-- begin RECORD LIST --
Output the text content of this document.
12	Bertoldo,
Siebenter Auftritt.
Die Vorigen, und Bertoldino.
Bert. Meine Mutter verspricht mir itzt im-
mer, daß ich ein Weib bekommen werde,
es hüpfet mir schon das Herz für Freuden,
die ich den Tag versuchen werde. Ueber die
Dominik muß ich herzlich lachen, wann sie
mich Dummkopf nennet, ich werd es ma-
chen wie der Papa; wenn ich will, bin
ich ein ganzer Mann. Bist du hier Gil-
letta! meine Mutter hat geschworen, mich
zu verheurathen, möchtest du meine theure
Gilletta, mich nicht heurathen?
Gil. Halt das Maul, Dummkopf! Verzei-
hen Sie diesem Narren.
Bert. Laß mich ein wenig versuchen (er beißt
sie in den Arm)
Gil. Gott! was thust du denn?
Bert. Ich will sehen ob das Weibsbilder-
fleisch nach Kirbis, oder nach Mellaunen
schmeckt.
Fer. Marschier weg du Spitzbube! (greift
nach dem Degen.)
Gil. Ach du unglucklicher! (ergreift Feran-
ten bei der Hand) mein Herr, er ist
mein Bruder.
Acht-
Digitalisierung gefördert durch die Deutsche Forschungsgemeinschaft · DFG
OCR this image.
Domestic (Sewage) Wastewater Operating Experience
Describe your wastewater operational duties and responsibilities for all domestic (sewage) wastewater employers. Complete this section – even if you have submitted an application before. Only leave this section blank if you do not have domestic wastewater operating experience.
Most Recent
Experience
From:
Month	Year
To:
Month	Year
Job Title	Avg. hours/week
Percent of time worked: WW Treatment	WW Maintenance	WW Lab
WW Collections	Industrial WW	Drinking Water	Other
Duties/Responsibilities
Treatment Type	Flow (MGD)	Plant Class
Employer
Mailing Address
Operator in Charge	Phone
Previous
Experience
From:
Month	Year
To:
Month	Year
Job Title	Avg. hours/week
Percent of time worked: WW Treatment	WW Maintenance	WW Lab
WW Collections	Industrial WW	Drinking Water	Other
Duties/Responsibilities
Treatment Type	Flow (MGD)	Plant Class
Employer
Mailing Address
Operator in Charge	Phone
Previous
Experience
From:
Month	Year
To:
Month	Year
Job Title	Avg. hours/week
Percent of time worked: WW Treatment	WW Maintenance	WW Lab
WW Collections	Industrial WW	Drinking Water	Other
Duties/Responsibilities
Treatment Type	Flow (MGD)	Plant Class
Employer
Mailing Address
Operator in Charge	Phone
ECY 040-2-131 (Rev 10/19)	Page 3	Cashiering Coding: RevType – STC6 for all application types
-- end RECORD LIST --
=== TASK REQUIREMENTS ===
Copy exactly the lines from the one containing "OCR this image." through the last line of the records, both included, and nothing else.

=== THE RESPONSE ===
OCR this image.
Domestic (Sewage) Wastewater Operating Experience
Describe your wastewater operational duties and responsibilities for all domestic (sewage) wastewater employers. Complete this section – even if you have submitted an application before. Only leave this section blank if you do not have domestic wastewater operating experience.
Most Recent
Experience
From:
Month	Year
To:
Month	Year
Job Title	Avg. hours/week
Percent of time worked: WW Treatment	WW Maintenance	WW Lab
WW Collections	Industrial WW	Drinking Water	Other
Duties/Responsibilities
Treatment Type	Flow (MGD)	Plant Class
Employer
Mailing Address
Operator in Charge	Phone
Previous
Experience
From:
Month	Year
To:
Month	Year
Job Title	Avg. hours/week
Percent of time worked: WW Treatment	WW Maintenance	WW Lab
WW Collections	Industrial WW	Drinking Water	Other
Duties/Responsibilities
Treatment Type	Flow (MGD)	Plant Class
Employer
Mailing Address
Operator in Charge	Phone
Previous
Experience
From:
Month	Year
To:
Month	Year
Job Title	Avg. hours/week
Percent of time worked: WW Treatment	WW Maintenance	WW Lab
WW Collections	Industrial WW	Drinking Water	Other
Duties/Responsibilities
Treatment Type	Flow (MGD)	Plant Class
Employer
Mailing Address
Operator in Charge	Phone
ECY 040-2-131 (Rev 10/19)	Page 3	Cashiering Coding: RevType – STC6 for all application types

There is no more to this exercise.